The task:
Of the lines below, count those containing the word "text". Reply with the number alone.
### Source material
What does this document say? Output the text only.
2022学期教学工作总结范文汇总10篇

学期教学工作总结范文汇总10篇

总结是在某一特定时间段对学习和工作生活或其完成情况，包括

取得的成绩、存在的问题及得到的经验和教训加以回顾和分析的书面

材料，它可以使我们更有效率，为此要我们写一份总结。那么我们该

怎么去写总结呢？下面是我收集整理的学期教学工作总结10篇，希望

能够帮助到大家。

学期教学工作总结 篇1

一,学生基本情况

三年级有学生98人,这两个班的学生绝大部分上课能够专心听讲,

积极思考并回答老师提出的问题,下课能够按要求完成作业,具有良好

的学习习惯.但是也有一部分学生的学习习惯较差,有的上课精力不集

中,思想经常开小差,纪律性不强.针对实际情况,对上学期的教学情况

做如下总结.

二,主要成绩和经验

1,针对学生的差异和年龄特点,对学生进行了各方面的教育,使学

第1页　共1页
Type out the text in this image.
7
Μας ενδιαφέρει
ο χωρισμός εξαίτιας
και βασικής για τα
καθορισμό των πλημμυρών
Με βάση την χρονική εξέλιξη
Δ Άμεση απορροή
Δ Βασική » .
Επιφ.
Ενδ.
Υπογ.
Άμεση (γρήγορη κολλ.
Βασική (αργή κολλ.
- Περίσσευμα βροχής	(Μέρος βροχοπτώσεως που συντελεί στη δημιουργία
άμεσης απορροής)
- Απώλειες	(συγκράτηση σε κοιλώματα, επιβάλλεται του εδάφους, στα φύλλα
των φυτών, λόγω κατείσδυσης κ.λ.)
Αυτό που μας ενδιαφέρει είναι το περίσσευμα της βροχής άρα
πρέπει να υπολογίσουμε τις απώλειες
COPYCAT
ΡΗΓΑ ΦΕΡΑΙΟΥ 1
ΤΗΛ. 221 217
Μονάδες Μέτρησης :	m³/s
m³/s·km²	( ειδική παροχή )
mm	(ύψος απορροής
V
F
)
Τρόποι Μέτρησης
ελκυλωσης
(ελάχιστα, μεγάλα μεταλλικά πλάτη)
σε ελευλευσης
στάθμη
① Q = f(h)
######
### Source material
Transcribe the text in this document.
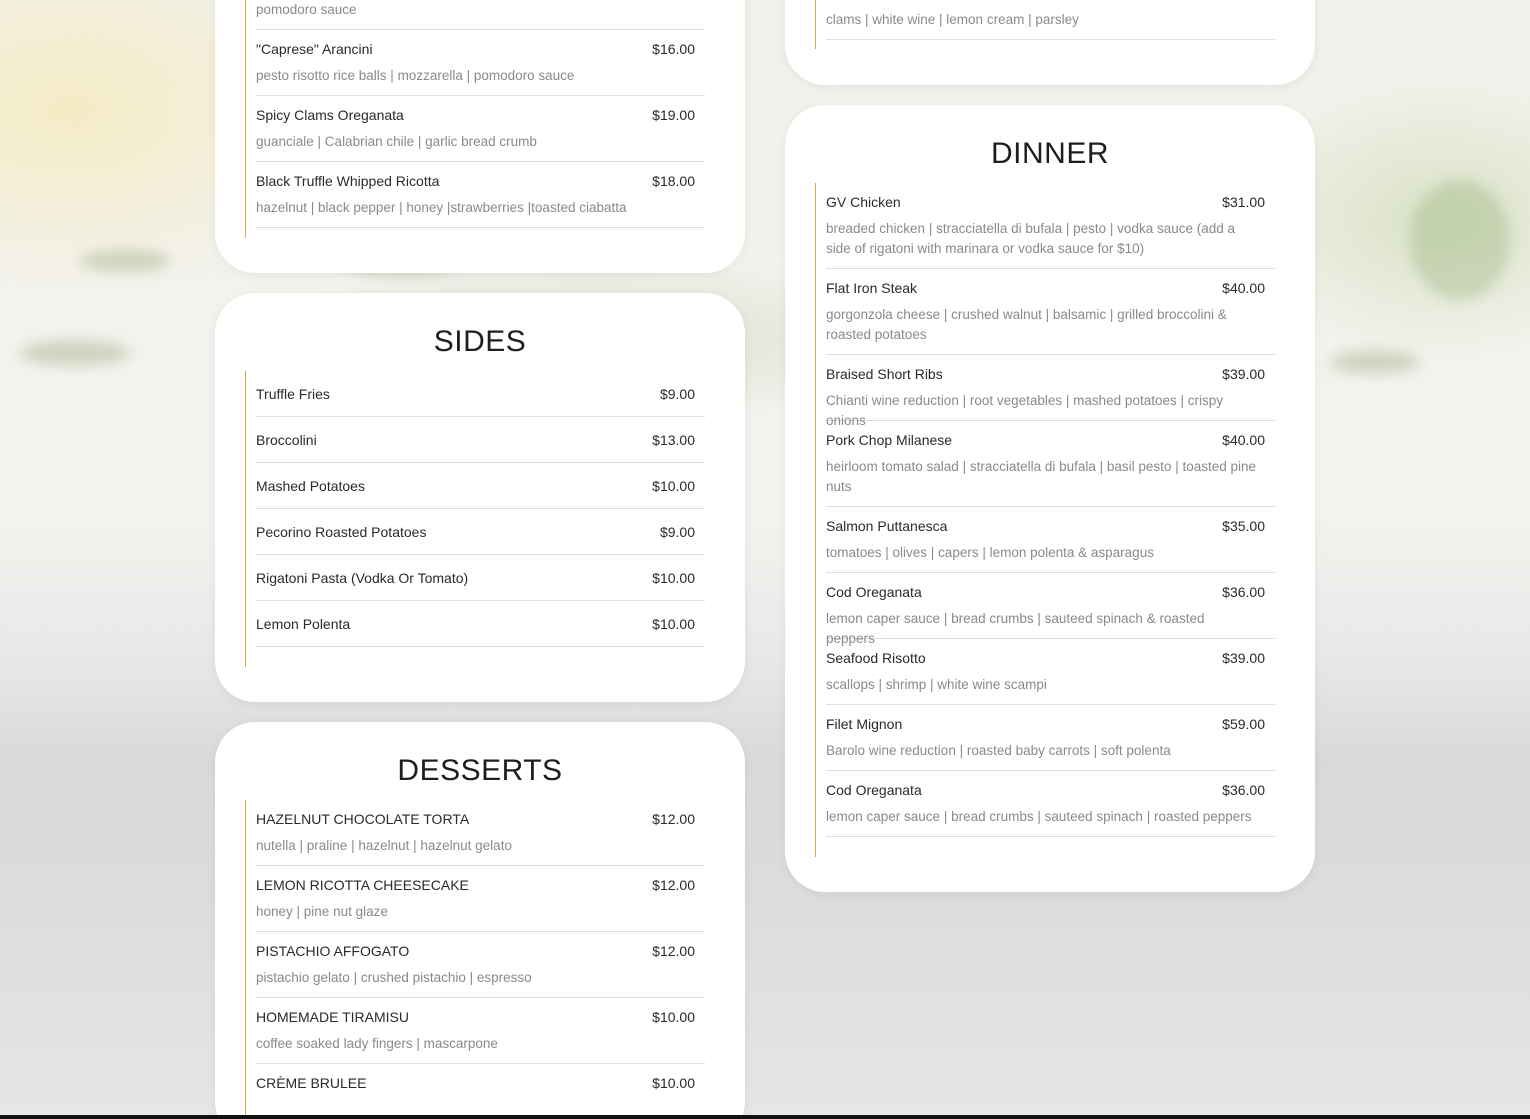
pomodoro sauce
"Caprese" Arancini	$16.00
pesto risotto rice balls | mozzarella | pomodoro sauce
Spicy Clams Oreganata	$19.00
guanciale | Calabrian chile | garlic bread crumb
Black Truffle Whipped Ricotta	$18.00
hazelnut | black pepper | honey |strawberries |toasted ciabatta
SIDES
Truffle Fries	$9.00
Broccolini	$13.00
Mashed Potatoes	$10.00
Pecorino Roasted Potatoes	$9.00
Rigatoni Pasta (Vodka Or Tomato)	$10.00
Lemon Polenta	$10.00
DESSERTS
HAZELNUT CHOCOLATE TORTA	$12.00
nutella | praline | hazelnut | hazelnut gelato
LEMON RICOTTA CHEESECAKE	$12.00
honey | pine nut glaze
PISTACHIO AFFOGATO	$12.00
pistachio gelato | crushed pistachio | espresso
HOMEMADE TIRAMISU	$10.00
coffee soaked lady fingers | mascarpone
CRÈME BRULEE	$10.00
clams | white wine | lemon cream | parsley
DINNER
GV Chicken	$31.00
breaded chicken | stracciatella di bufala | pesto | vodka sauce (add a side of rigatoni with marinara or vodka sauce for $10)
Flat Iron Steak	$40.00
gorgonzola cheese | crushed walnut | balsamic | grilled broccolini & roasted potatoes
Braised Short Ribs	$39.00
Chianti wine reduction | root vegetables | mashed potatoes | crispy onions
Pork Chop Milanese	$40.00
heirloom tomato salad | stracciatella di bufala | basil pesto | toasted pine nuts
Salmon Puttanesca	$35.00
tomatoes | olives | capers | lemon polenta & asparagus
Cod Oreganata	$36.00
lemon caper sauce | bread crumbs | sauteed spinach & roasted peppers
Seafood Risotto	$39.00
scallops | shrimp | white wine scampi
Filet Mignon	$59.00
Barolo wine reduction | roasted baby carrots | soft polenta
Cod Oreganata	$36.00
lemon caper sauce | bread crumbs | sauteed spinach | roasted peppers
######
Task solution:
3